Task directions: Check each line for the string "true". Give only the count of lines that have it.

--- START Task input ---

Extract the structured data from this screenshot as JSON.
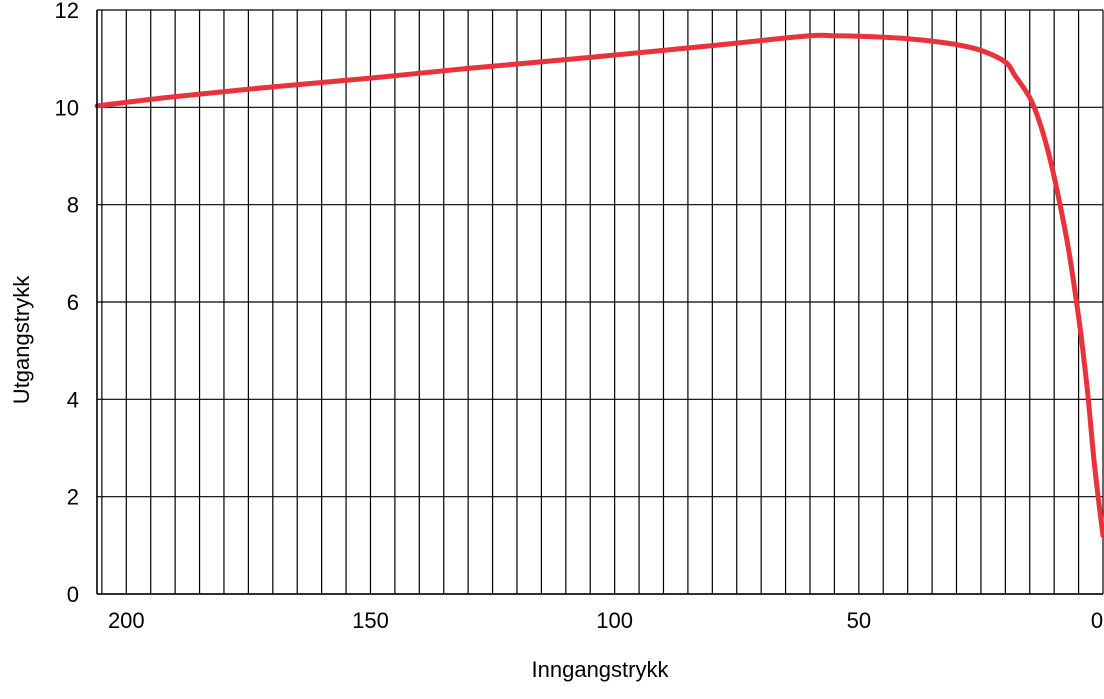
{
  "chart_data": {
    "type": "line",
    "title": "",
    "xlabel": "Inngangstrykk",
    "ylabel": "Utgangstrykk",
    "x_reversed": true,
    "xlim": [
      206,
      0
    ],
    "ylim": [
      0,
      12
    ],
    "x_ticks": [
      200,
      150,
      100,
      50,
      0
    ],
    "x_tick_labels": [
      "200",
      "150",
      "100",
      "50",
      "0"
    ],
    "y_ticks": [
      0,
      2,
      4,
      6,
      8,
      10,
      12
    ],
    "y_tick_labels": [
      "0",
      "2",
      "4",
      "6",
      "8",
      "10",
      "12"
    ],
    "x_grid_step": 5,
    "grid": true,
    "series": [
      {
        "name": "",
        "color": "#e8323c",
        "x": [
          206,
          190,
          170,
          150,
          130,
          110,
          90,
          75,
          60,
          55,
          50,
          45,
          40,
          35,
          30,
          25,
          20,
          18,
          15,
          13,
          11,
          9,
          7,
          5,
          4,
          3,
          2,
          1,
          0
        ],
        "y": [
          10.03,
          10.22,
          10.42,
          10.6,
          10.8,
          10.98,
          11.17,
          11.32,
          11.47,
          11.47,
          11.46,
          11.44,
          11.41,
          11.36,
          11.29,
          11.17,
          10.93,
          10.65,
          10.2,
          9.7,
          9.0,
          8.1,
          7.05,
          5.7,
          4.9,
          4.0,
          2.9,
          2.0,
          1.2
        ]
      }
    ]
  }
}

--- END Task input ---
--- START Task input ---

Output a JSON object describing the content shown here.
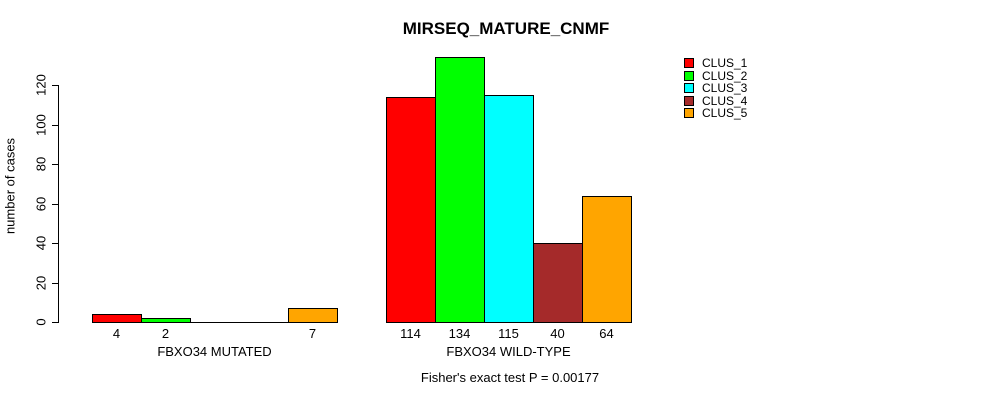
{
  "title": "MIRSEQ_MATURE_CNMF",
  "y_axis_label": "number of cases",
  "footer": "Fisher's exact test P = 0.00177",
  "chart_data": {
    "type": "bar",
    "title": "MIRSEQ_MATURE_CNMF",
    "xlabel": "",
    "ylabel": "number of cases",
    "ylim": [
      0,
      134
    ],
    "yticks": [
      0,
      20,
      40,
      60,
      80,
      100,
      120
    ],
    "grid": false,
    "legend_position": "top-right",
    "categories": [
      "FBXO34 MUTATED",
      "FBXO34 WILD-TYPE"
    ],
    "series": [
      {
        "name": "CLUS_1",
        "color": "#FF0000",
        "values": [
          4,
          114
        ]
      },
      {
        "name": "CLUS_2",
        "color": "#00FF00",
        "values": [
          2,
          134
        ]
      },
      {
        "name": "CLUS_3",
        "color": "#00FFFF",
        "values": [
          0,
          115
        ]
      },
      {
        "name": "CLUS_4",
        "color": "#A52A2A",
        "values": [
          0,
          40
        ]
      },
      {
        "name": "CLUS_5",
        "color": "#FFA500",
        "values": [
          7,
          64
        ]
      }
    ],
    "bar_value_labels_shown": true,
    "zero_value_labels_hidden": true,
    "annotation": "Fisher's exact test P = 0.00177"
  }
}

--- END Task input ---

Exercise answer: 4